TASK STATEMENT:
Look for the string "yolu" in every line, and copy each line that has it.

RECORDS PROVIDED:
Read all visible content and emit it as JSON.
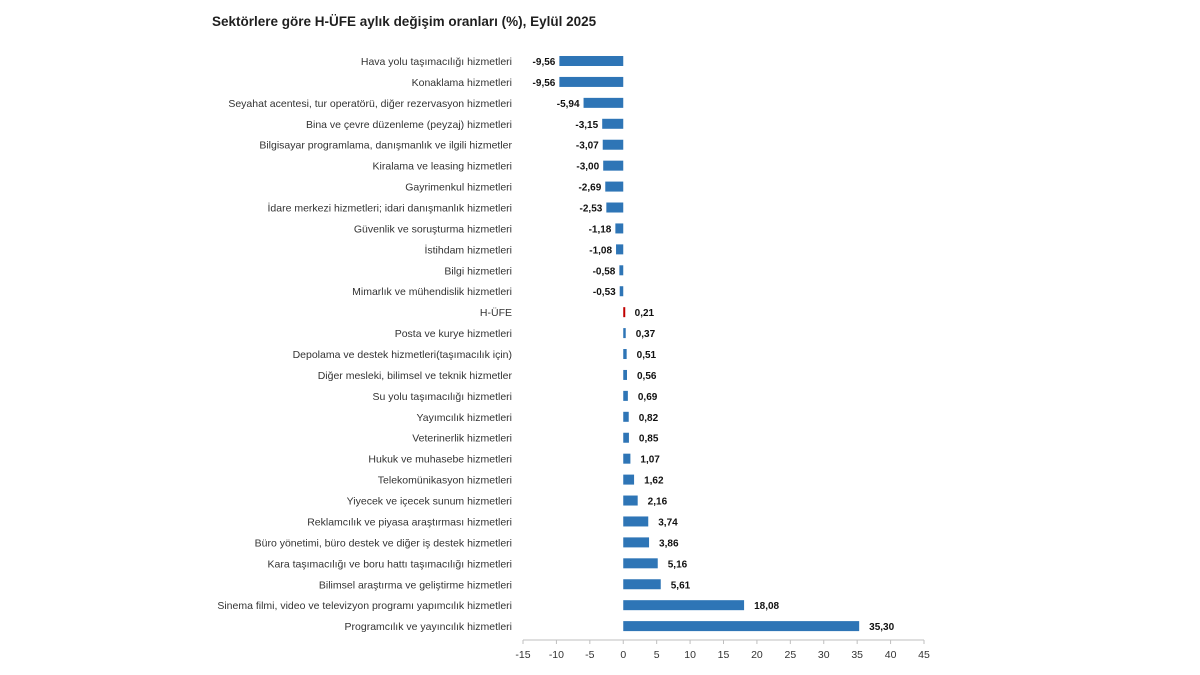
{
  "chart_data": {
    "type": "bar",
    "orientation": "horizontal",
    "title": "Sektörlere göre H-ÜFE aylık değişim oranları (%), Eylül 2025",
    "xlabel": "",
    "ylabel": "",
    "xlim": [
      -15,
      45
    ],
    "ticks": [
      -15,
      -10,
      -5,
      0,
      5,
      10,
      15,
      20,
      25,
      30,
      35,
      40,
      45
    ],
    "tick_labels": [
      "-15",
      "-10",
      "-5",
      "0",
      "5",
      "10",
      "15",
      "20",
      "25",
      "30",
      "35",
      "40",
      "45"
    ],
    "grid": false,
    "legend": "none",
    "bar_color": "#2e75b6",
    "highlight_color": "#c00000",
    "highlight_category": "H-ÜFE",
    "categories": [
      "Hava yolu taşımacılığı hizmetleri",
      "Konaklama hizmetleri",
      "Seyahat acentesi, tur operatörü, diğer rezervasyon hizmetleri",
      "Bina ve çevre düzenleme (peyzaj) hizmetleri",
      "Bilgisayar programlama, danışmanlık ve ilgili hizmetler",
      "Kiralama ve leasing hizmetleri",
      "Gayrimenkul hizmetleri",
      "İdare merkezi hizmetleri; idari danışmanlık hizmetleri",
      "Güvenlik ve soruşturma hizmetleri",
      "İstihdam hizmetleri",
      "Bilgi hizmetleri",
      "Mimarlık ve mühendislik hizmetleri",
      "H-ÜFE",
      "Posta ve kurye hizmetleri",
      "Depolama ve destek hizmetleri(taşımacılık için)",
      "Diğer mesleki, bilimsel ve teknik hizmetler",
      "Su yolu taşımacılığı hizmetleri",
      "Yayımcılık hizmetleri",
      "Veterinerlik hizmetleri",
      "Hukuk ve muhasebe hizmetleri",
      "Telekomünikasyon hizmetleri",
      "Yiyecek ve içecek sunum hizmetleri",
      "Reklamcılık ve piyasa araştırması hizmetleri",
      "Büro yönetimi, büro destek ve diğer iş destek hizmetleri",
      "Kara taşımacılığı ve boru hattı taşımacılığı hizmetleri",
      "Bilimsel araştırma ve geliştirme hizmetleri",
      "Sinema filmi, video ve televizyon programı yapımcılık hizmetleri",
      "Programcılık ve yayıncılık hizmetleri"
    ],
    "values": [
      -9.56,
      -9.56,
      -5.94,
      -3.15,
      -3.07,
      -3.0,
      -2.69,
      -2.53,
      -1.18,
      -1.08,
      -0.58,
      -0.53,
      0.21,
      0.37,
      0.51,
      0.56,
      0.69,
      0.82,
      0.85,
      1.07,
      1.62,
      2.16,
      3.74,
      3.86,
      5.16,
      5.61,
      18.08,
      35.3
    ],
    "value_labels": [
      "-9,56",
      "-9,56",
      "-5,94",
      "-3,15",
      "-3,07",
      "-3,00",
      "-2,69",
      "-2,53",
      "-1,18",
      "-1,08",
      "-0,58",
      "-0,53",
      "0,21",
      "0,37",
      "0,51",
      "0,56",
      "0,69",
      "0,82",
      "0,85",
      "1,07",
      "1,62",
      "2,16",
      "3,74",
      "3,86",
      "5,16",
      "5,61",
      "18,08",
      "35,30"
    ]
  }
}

REPLY:
      "Hava yolu taşımacılığı hizmetleri",
      "Su yolu taşımacılığı hizmetleri",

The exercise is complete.